%%

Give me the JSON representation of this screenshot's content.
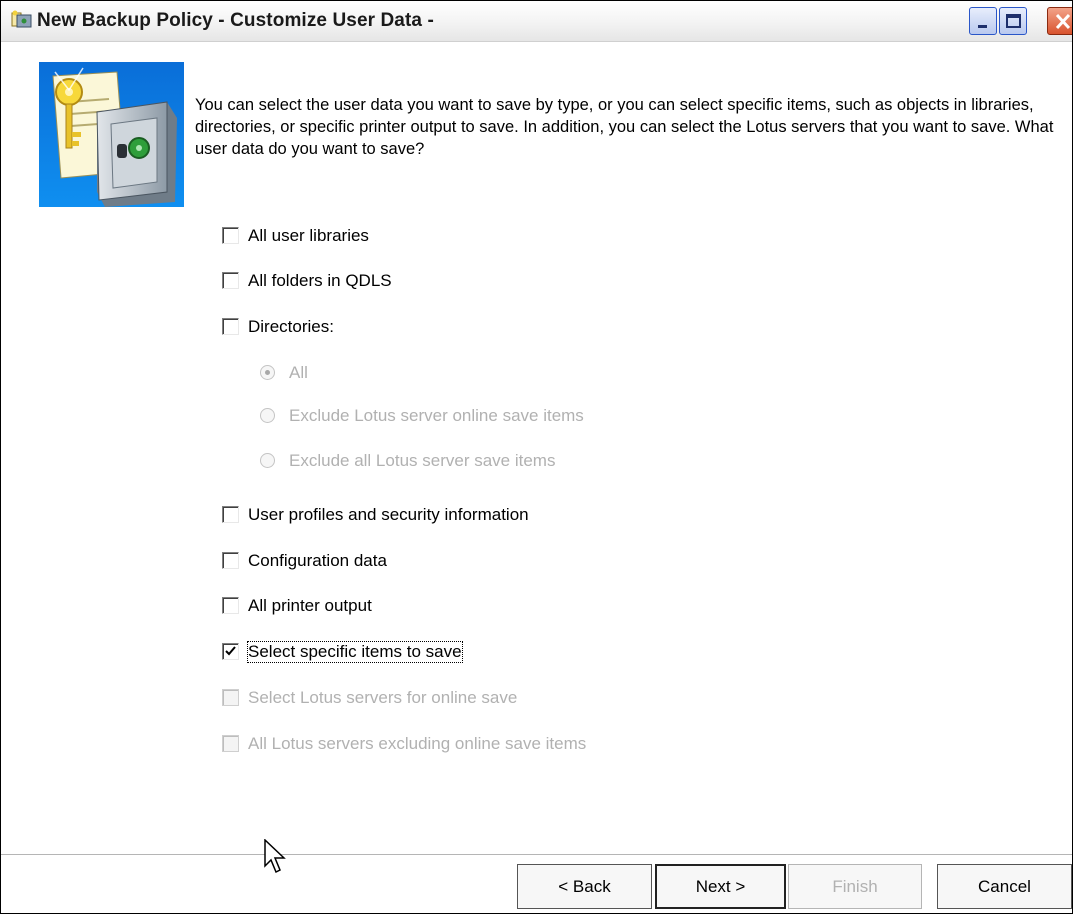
{
  "window": {
    "title": "New Backup Policy - Customize User Data -"
  },
  "intro_text": "You can select the user data you want to save by type, or you can select specific items, such as objects in libraries, directories, or specific printer output to save. In addition, you can select the Lotus servers that you want to save. What user data do you want to save?",
  "options": [
    {
      "label": "All user libraries",
      "checked": false,
      "enabled": true
    },
    {
      "label": "All folders in QDLS",
      "checked": false,
      "enabled": true
    },
    {
      "label": "Directories:",
      "checked": false,
      "enabled": true
    },
    {
      "label": "User profiles and security information",
      "checked": false,
      "enabled": true
    },
    {
      "label": "Configuration data",
      "checked": false,
      "enabled": true
    },
    {
      "label": "All printer output",
      "checked": false,
      "enabled": true
    },
    {
      "label": "Select specific items to save",
      "checked": true,
      "enabled": true
    },
    {
      "label": "Select Lotus servers for online save",
      "checked": false,
      "enabled": false
    },
    {
      "label": "All Lotus servers excluding online save items",
      "checked": false,
      "enabled": false
    }
  ],
  "directory_options": [
    {
      "label": "All",
      "selected": true,
      "enabled": false
    },
    {
      "label": "Exclude Lotus server online save items",
      "selected": false,
      "enabled": false
    },
    {
      "label": "Exclude all Lotus server save items",
      "selected": false,
      "enabled": false
    }
  ],
  "buttons": {
    "back": "< Back",
    "next": "Next >",
    "finish": "Finish",
    "cancel": "Cancel"
  },
  "icons": {
    "app": "backup-policy-icon",
    "wizard": "key-and-safe-icon"
  }
}
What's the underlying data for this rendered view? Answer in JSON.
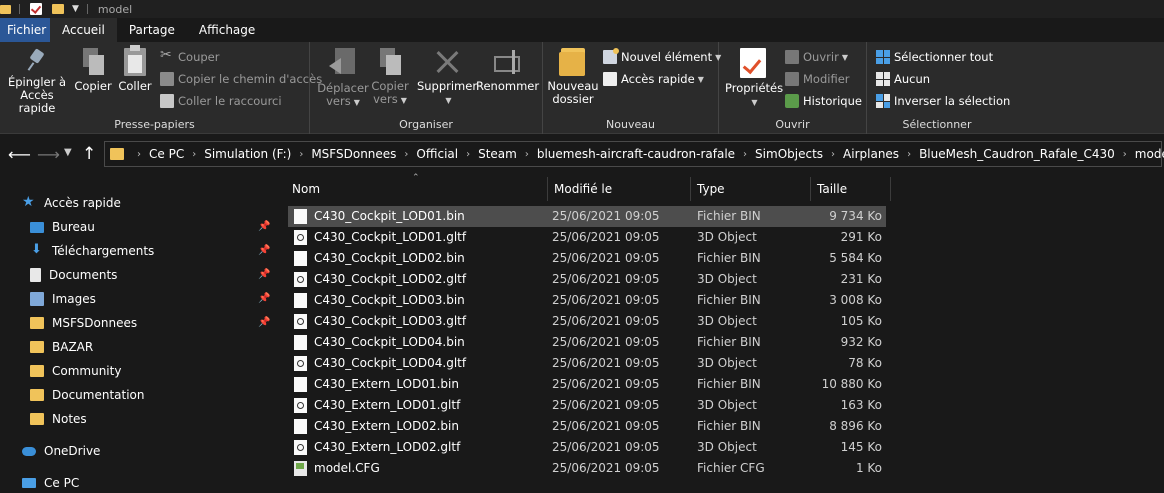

%%

• What is being asked: Leave out the pictures and output the rest of the material exactly as written.

• Problem solution:
Give me the JSON representation of this screenshot's content.
{
  "window": {
    "title": "New Backup Policy - Customize User Data -"
  },
  "intro_text": "You can select the user data you want to save by type, or you can select specific items, such as objects in libraries, directories, or specific printer output to save. In addition, you can select the Lotus servers that you want to save. What user data do you want to save?",
  "options": [
    {
      "label": "All user libraries",
      "checked": false,
      "enabled": true
    },
    {
      "label": "All folders in QDLS",
      "checked": false,
      "enabled": true
    },
    {
      "label": "Directories:",
      "checked": false,
      "enabled": true
    },
    {
      "label": "User profiles and security information",
      "checked": false,
      "enabled": true
    },
    {
      "label": "Configuration data",
      "checked": false,
      "enabled": true
    },
    {
      "label": "All printer output",
      "checked": false,
      "enabled": true
    },
    {
      "label": "Select specific items to save",
      "checked": true,
      "enabled": true
    },
    {
      "label": "Select Lotus servers for online save",
      "checked": false,
      "enabled": false
    },
    {
      "label": "All Lotus servers excluding online save items",
      "checked": false,
      "enabled": false
    }
  ],
  "directory_options": [
    {
      "label": "All",
      "selected": true,
      "enabled": false
    },
    {
      "label": "Exclude Lotus server online save items",
      "selected": false,
      "enabled": false
    },
    {
      "label": "Exclude all Lotus server save items",
      "selected": false,
      "enabled": false
    }
  ],
  "buttons": {
    "back": "< Back",
    "next": "Next >",
    "finish": "Finish",
    "cancel": "Cancel"
  },
  "icons": {
    "app": "backup-policy-icon",
    "wizard": "key-and-safe-icon"
  }
}
What's the underlying data for this rendered view? Answer in JSON.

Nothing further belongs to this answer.